-- Start of SOURCE DATA --

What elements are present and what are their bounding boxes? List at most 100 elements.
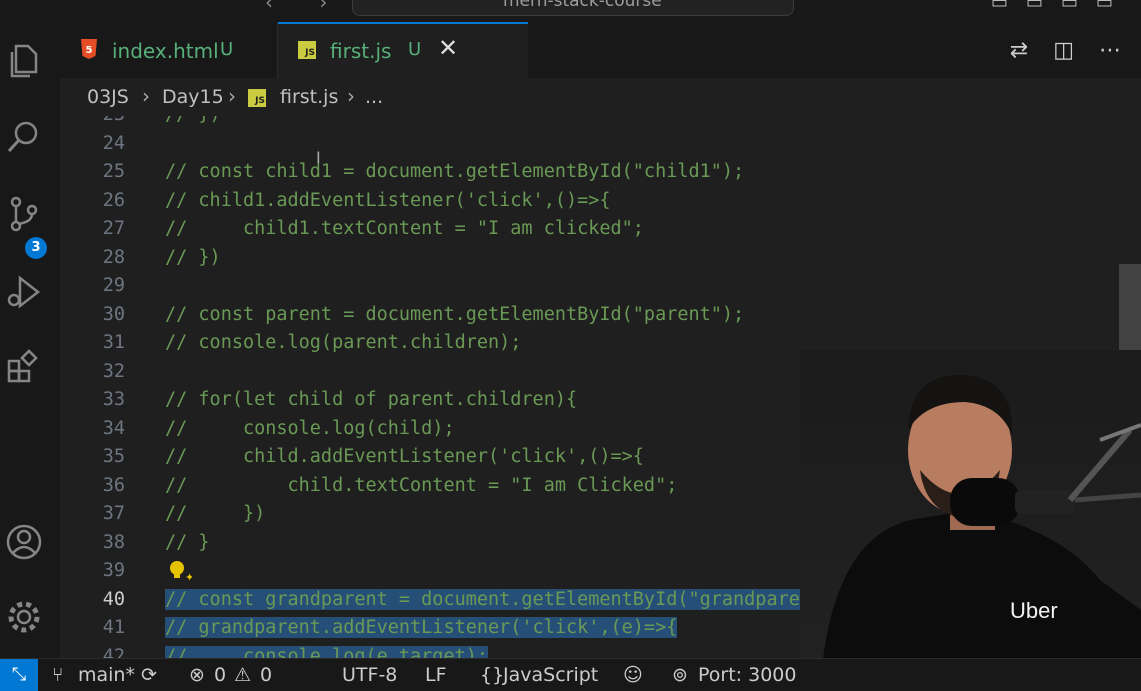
presenter-image <box>820 374 1141 690</box>
status-bar: ⤡ ⑂ main* ⟳ ⊗ 0 ⚠ 0 UTF-8 LF {} JavaScri… <box>0 658 1141 691</box>
tab-index-html[interactable]: 5 index.html U <box>60 22 278 78</box>
js-icon: JS <box>248 89 266 107</box>
svg-text:5: 5 <box>86 45 93 56</box>
warning-icon[interactable]: ⚠ <box>234 664 251 686</box>
tab-label: index.html <box>112 39 219 63</box>
line-number: 24 <box>102 132 125 154</box>
line-number: 31 <box>102 332 125 353</box>
code-text: // child.addEventListener('click',()=>{ <box>165 446 644 467</box>
code-text: // const parent = document.getElementByI… <box>165 303 745 325</box>
line-number: 29 <box>102 275 125 296</box>
remote-icon[interactable]: ⤡ <box>0 659 38 691</box>
source-control-icon[interactable] <box>4 194 44 234</box>
code-line[interactable]: 25 // const child1 = document.getElementB… <box>60 161 1141 190</box>
line-number: 33 <box>102 389 125 410</box>
editor-actions: ⇄ ◫ ⋯ <box>992 38 1121 63</box>
lightbulb-icon[interactable]: ✦ <box>168 559 192 583</box>
more-actions-icon[interactable]: ⋯ <box>1099 38 1121 63</box>
language-icon: {} <box>480 664 505 686</box>
breadcrumb-item[interactable]: first.js <box>280 86 338 108</box>
line-number: 37 <box>102 503 125 524</box>
line-number: 23 <box>60 116 125 125</box>
breadcrumb: 03JS › Day15 › JS first.js › ... <box>60 78 1141 116</box>
compare-changes-icon[interactable]: ⇄ <box>1010 38 1028 63</box>
js-icon: JS <box>298 41 316 59</box>
code-text: // console.log(parent.children); <box>165 332 522 353</box>
code-text: // const grandparent = document.getEleme… <box>165 588 823 610</box>
text-cursor-icon: I <box>316 148 321 167</box>
command-center[interactable]: mern-stack-course <box>352 0 794 16</box>
run-debug-icon[interactable] <box>4 272 44 312</box>
error-icon[interactable]: ⊗ <box>189 664 205 686</box>
line-number: 40 <box>102 588 125 610</box>
html5-icon: 5 <box>81 39 97 59</box>
split-editor-icon[interactable]: ◫ <box>1053 38 1074 63</box>
breadcrumb-item[interactable]: 03JS <box>87 86 129 108</box>
line-number: 42 <box>102 645 125 659</box>
branch-icon: ⑂ <box>52 664 64 686</box>
code-line[interactable]: 30 // const parent = document.getElementB… <box>60 304 1141 333</box>
code-text: // for(let child of parent.children){ <box>165 389 578 410</box>
code-line[interactable]: 26 // child1.addEventListener('click',()=… <box>60 190 1141 219</box>
breadcrumb-item[interactable]: ... <box>365 86 383 108</box>
settings-gear-icon[interactable] <box>4 597 44 637</box>
branch-name[interactable]: main* <box>78 664 135 686</box>
code-text: // console.log(child); <box>165 417 455 439</box>
close-icon[interactable]: ✕ <box>438 34 458 62</box>
end-of-line[interactable]: LF <box>425 664 447 686</box>
tab-first-js[interactable]: JS first.js U ✕ <box>278 22 528 78</box>
code-line[interactable]: 28 // }) <box>60 247 1141 276</box>
shirt-logo: Uber <box>1010 598 1058 623</box>
line-number: 27 <box>102 218 125 239</box>
line-number: 38 <box>102 531 125 553</box>
sync-icon[interactable]: ⟳ <box>141 664 157 686</box>
code-text: // }) <box>165 503 266 524</box>
code-text: // }) <box>165 246 221 268</box>
line-number: 28 <box>102 246 125 268</box>
chevron-right-icon: › <box>228 84 236 108</box>
code-line[interactable]: 27 // child1.textContent = "I am clicked"… <box>60 218 1141 247</box>
code-line[interactable]: 23 // }) <box>60 116 1141 133</box>
error-count: 0 <box>214 664 227 686</box>
broadcast-icon: ⊚ <box>672 664 688 686</box>
code-line[interactable]: 24 <box>60 133 1141 162</box>
source-control-badge: 3 <box>25 237 47 259</box>
line-number: 25 <box>102 161 125 182</box>
tab-status: U <box>408 39 422 60</box>
code-text: // child.textContent = "I am Clicked"; <box>165 474 678 496</box>
language-mode[interactable]: JavaScript <box>503 664 598 686</box>
code-text: // const child1 = document.getElementByI… <box>165 161 745 182</box>
webcam-overlay: Uber <box>800 350 1141 690</box>
activity-bar: 3 <box>0 22 60 658</box>
line-number: 34 <box>102 417 125 439</box>
code-text: // child1.addEventListener('click',()=>{ <box>165 189 611 211</box>
line-number: 35 <box>102 446 125 467</box>
extensions-icon[interactable] <box>4 347 44 387</box>
layout-icons[interactable]: ▭▭▭▭ <box>991 0 1131 13</box>
tab-label: first.js <box>330 39 392 63</box>
svg-text:✦: ✦ <box>185 571 192 583</box>
editor-tabs: 5 index.html U JS first.js U ✕ ⇄ ◫ ⋯ <box>60 22 1141 78</box>
copilot-icon[interactable]: ☺ <box>623 664 643 686</box>
explorer-icon[interactable] <box>4 40 44 80</box>
chevron-right-icon: › <box>347 84 355 108</box>
encoding[interactable]: UTF-8 <box>342 664 397 686</box>
line-number: 26 <box>102 189 125 211</box>
code-text: // console.log(e.target); <box>165 645 489 658</box>
line-number: 30 <box>102 303 125 325</box>
code-text: // grandparent.addEventListener('click',… <box>165 617 678 638</box>
line-number: 39 <box>102 560 125 581</box>
code-text: // child1.textContent = "I am clicked"; <box>165 218 644 239</box>
line-number: 36 <box>102 474 125 496</box>
breadcrumb-item[interactable]: Day15 <box>162 86 224 108</box>
nav-arrows[interactable]: ‹ › <box>265 0 347 14</box>
chevron-right-icon: › <box>142 84 150 108</box>
code-line[interactable]: 29 <box>60 275 1141 304</box>
code-text: // } <box>165 531 210 553</box>
account-icon[interactable] <box>4 522 44 562</box>
tab-status: U <box>220 39 234 60</box>
search-icon[interactable] <box>4 117 44 157</box>
command-center-label: mern-stack-course <box>503 0 662 11</box>
live-server-port[interactable]: Port: 3000 <box>698 664 796 686</box>
line-number: 41 <box>102 617 125 638</box>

-- End of SOURCE DATA --

> _PROBLEM_:
Reproduce all of the records above word for word, leaving out the pictures.

> _FINAL RESULT_:
What elements are present and what are their bounding boxes? List at most 100 elements.
presenter-image <box>820 374 1141 690</box>
status-bar: ⤡ ⑂ main* ⟳ ⊗ 0 ⚠ 0 UTF-8 LF {} JavaScri… <box>0 658 1141 691</box>
tab-index-html[interactable]: 5 index.html U <box>60 22 278 78</box>
js-icon: JS <box>248 89 266 107</box>
svg-text:5: 5 <box>86 45 93 56</box>
warning-icon[interactable]: ⚠ <box>234 664 251 686</box>
tab-label: index.html <box>112 39 219 63</box>
line-number: 24 <box>102 132 125 154</box>
line-number: 31 <box>102 332 125 353</box>
code-text: // child.addEventListener('click',()=>{ <box>165 446 644 467</box>
code-text: // const parent = document.getElementByI… <box>165 303 745 325</box>
line-number: 29 <box>102 275 125 296</box>
remote-icon[interactable]: ⤡ <box>0 659 38 691</box>
source-control-icon[interactable] <box>4 194 44 234</box>
code-line[interactable]: 25 // const child1 = document.getElementB… <box>60 161 1141 190</box>
line-number: 33 <box>102 389 125 410</box>
editor-actions: ⇄ ◫ ⋯ <box>992 38 1121 63</box>
lightbulb-icon[interactable]: ✦ <box>168 559 192 583</box>
more-actions-icon[interactable]: ⋯ <box>1099 38 1121 63</box>
language-icon: {} <box>480 664 505 686</box>
breadcrumb-item[interactable]: first.js <box>280 86 338 108</box>
line-number: 37 <box>102 503 125 524</box>
line-number: 23 <box>60 116 125 125</box>
breadcrumb: 03JS › Day15 › JS first.js › ... <box>60 78 1141 116</box>
compare-changes-icon[interactable]: ⇄ <box>1010 38 1028 63</box>
js-icon: JS <box>298 41 316 59</box>
code-text: // console.log(parent.children); <box>165 332 522 353</box>
code-text: // const grandparent = document.getEleme… <box>165 588 823 610</box>
text-cursor-icon: I <box>316 148 321 167</box>
command-center[interactable]: mern-stack-course <box>352 0 794 16</box>
run-debug-icon[interactable] <box>4 272 44 312</box>
error-icon[interactable]: ⊗ <box>189 664 205 686</box>
line-number: 40 <box>102 588 125 610</box>
html5-icon: 5 <box>81 39 97 59</box>
split-editor-icon[interactable]: ◫ <box>1053 38 1074 63</box>
breadcrumb-item[interactable]: 03JS <box>87 86 129 108</box>
line-number: 42 <box>102 645 125 659</box>
branch-icon: ⑂ <box>52 664 64 686</box>
code-line[interactable]: 30 // const parent = document.getElementB… <box>60 304 1141 333</box>
code-text: // for(let child of parent.children){ <box>165 389 578 410</box>
code-line[interactable]: 26 // child1.addEventListener('click',()=… <box>60 190 1141 219</box>
breadcrumb-item[interactable]: ... <box>365 86 383 108</box>
settings-gear-icon[interactable] <box>4 597 44 637</box>
branch-name[interactable]: main* <box>78 664 135 686</box>
code-text: // console.log(child); <box>165 417 455 439</box>
close-icon[interactable]: ✕ <box>438 34 458 62</box>
end-of-line[interactable]: LF <box>425 664 447 686</box>
tab-first-js[interactable]: JS first.js U ✕ <box>278 22 528 78</box>
code-line[interactable]: 28 // }) <box>60 247 1141 276</box>
shirt-logo: Uber <box>1010 598 1058 623</box>
line-number: 27 <box>102 218 125 239</box>
line-number: 38 <box>102 531 125 553</box>
sync-icon[interactable]: ⟳ <box>141 664 157 686</box>
code-text: // }) <box>165 503 266 524</box>
code-text: // }) <box>165 246 221 268</box>
line-number: 28 <box>102 246 125 268</box>
chevron-right-icon: › <box>228 84 236 108</box>
code-line[interactable]: 27 // child1.textContent = "I am clicked"… <box>60 218 1141 247</box>
code-line[interactable]: 23 // }) <box>60 116 1141 133</box>
error-count: 0 <box>214 664 227 686</box>
broadcast-icon: ⊚ <box>672 664 688 686</box>
code-line[interactable]: 24 <box>60 133 1141 162</box>
source-control-badge: 3 <box>25 237 47 259</box>
line-number: 25 <box>102 161 125 182</box>
tab-status: U <box>408 39 422 60</box>
code-text: // child.textContent = "I am Clicked"; <box>165 474 678 496</box>
language-mode[interactable]: JavaScript <box>503 664 598 686</box>
code-text: // const child1 = document.getElementByI… <box>165 161 745 182</box>
webcam-overlay: Uber <box>800 350 1141 690</box>
activity-bar: 3 <box>0 22 60 658</box>
line-number: 34 <box>102 417 125 439</box>
code-text: // child1.addEventListener('click',()=>{ <box>165 189 611 211</box>
line-number: 35 <box>102 446 125 467</box>
extensions-icon[interactable] <box>4 347 44 387</box>
layout-icons[interactable]: ▭▭▭▭ <box>991 0 1131 13</box>
tab-label: first.js <box>330 39 392 63</box>
svg-text:✦: ✦ <box>185 571 192 583</box>
editor-tabs: 5 index.html U JS first.js U ✕ ⇄ ◫ ⋯ <box>60 22 1141 78</box>
copilot-icon[interactable]: ☺ <box>623 664 643 686</box>
explorer-icon[interactable] <box>4 40 44 80</box>
chevron-right-icon: › <box>347 84 355 108</box>
encoding[interactable]: UTF-8 <box>342 664 397 686</box>
line-number: 26 <box>102 189 125 211</box>
code-text: // console.log(e.target); <box>165 645 489 658</box>
line-number: 30 <box>102 303 125 325</box>
code-text: // grandparent.addEventListener('click',… <box>165 617 678 638</box>
line-number: 39 <box>102 560 125 581</box>
code-text: // child1.textContent = "I am clicked"; <box>165 218 644 239</box>
line-number: 36 <box>102 474 125 496</box>
breadcrumb-item[interactable]: Day15 <box>162 86 224 108</box>
nav-arrows[interactable]: ‹ › <box>265 0 347 14</box>
chevron-right-icon: › <box>142 84 150 108</box>
code-line[interactable]: 29 <box>60 275 1141 304</box>
code-text: // } <box>165 531 210 553</box>
account-icon[interactable] <box>4 522 44 562</box>
tab-status: U <box>220 39 234 60</box>
search-icon[interactable] <box>4 117 44 157</box>
command-center-label: mern-stack-course <box>503 0 662 11</box>
live-server-port[interactable]: Port: 3000 <box>698 664 796 686</box>
line-number: 41 <box>102 617 125 638</box>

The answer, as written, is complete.